• **AIM**
Repeat, exactly and completely, the entries shown underneath.

• **RECORD EXCERPTS**
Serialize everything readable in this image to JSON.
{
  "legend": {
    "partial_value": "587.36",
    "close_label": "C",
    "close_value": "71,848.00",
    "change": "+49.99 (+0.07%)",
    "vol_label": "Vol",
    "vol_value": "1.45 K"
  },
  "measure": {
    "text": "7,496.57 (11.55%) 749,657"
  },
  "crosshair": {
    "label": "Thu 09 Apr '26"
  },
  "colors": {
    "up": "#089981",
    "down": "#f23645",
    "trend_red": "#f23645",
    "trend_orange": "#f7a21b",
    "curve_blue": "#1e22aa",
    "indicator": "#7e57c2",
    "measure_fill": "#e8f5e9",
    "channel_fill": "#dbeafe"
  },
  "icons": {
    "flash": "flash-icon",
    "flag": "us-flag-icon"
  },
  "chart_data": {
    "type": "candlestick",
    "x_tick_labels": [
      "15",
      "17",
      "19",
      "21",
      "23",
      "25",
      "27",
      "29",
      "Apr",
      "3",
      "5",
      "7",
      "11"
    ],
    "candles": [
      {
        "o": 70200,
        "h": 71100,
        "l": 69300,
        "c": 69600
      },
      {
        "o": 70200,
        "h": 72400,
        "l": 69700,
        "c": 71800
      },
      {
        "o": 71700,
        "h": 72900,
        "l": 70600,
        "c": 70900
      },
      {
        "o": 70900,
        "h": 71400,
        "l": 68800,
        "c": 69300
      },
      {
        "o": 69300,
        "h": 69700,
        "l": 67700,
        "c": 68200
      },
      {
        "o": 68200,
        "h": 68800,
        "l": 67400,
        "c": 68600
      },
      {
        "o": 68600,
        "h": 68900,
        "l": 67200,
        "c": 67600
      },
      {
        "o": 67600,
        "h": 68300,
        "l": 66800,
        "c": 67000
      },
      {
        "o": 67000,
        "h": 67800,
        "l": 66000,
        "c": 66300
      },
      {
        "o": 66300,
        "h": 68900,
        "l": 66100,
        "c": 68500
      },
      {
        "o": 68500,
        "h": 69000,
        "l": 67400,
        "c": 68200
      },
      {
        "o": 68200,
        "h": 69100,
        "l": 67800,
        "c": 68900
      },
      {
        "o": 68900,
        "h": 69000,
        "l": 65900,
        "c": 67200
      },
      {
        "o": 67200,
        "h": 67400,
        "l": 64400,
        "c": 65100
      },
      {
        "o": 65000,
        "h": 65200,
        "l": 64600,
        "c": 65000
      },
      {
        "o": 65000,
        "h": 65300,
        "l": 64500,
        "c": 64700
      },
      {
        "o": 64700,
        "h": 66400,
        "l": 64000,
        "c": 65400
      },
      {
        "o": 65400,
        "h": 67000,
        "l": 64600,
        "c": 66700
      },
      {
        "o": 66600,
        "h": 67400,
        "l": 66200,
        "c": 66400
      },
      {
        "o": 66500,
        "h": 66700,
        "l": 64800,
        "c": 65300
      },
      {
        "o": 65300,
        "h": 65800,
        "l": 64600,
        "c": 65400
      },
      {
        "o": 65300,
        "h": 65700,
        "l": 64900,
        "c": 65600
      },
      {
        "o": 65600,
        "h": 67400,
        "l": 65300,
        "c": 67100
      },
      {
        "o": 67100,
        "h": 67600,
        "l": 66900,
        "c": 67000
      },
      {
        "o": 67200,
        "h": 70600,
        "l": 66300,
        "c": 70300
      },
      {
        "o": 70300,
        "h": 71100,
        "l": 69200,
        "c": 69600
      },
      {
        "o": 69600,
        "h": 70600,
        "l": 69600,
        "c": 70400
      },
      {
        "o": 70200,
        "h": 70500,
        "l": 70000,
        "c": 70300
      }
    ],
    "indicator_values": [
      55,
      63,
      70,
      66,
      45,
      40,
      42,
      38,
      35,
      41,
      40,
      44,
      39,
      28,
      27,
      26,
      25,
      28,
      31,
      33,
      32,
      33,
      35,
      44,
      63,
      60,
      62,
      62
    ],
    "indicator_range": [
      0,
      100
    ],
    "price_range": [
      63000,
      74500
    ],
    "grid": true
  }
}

• **OUTPUT**
Serialize everything readable in this image to JSON.
{
  "legend": {
    "partial_value": "587.36",
    "close_label": "C",
    "close_value": "71,848.00",
    "change": "+49.99 (+0.07%)",
    "vol_label": "Vol",
    "vol_value": "1.45 K"
  },
  "measure": {
    "text": "7,496.57 (11.55%) 749,657"
  },
  "crosshair": {
    "label": "Thu 09 Apr '26"
  },
  "colors": {
    "up": "#089981",
    "down": "#f23645",
    "trend_red": "#f23645",
    "trend_orange": "#f7a21b",
    "curve_blue": "#1e22aa",
    "indicator": "#7e57c2",
    "measure_fill": "#e8f5e9",
    "channel_fill": "#dbeafe"
  },
  "icons": {
    "flash": "flash-icon",
    "flag": "us-flag-icon"
  },
  "chart_data": {
    "type": "candlestick",
    "x_tick_labels": [
      "15",
      "17",
      "19",
      "21",
      "23",
      "25",
      "27",
      "29",
      "Apr",
      "3",
      "5",
      "7",
      "11"
    ],
    "candles": [
      {
        "o": 70200,
        "h": 71100,
        "l": 69300,
        "c": 69600
      },
      {
        "o": 70200,
        "h": 72400,
        "l": 69700,
        "c": 71800
      },
      {
        "o": 71700,
        "h": 72900,
        "l": 70600,
        "c": 70900
      },
      {
        "o": 70900,
        "h": 71400,
        "l": 68800,
        "c": 69300
      },
      {
        "o": 69300,
        "h": 69700,
        "l": 67700,
        "c": 68200
      },
      {
        "o": 68200,
        "h": 68800,
        "l": 67400,
        "c": 68600
      },
      {
        "o": 68600,
        "h": 68900,
        "l": 67200,
        "c": 67600
      },
      {
        "o": 67600,
        "h": 68300,
        "l": 66800,
        "c": 67000
      },
      {
        "o": 67000,
        "h": 67800,
        "l": 66000,
        "c": 66300
      },
      {
        "o": 66300,
        "h": 68900,
        "l": 66100,
        "c": 68500
      },
      {
        "o": 68500,
        "h": 69000,
        "l": 67400,
        "c": 68200
      },
      {
        "o": 68200,
        "h": 69100,
        "l": 67800,
        "c": 68900
      },
      {
        "o": 68900,
        "h": 69000,
        "l": 65900,
        "c": 67200
      },
      {
        "o": 67200,
        "h": 67400,
        "l": 64400,
        "c": 65100
      },
      {
        "o": 65000,
        "h": 65200,
        "l": 64600,
        "c": 65000
      },
      {
        "o": 65000,
        "h": 65300,
        "l": 64500,
        "c": 64700
      },
      {
        "o": 64700,
        "h": 66400,
        "l": 64000,
        "c": 65400
      },
      {
        "o": 65400,
        "h": 67000,
        "l": 64600,
        "c": 66700
      },
      {
        "o": 66600,
        "h": 67400,
        "l": 66200,
        "c": 66400
      },
      {
        "o": 66500,
        "h": 66700,
        "l": 64800,
        "c": 65300
      },
      {
        "o": 65300,
        "h": 65800,
        "l": 64600,
        "c": 65400
      },
      {
        "o": 65300,
        "h": 65700,
        "l": 64900,
        "c": 65600
      },
      {
        "o": 65600,
        "h": 67400,
        "l": 65300,
        "c": 67100
      },
      {
        "o": 67100,
        "h": 67600,
        "l": 66900,
        "c": 67000
      },
      {
        "o": 67200,
        "h": 70600,
        "l": 66300,
        "c": 70300
      },
      {
        "o": 70300,
        "h": 71100,
        "l": 69200,
        "c": 69600
      },
      {
        "o": 69600,
        "h": 70600,
        "l": 69600,
        "c": 70400
      },
      {
        "o": 70200,
        "h": 70500,
        "l": 70000,
        "c": 70300
      }
    ],
    "indicator_values": [
      55,
      63,
      70,
      66,
      45,
      40,
      42,
      38,
      35,
      41,
      40,
      44,
      39,
      28,
      27,
      26,
      25,
      28,
      31,
      33,
      32,
      33,
      35,
      44,
      63,
      60,
      62,
      62
    ],
    "indicator_range": [
      0,
      100
    ],
    "price_range": [
      63000,
      74500
    ],
    "grid": true
  }
}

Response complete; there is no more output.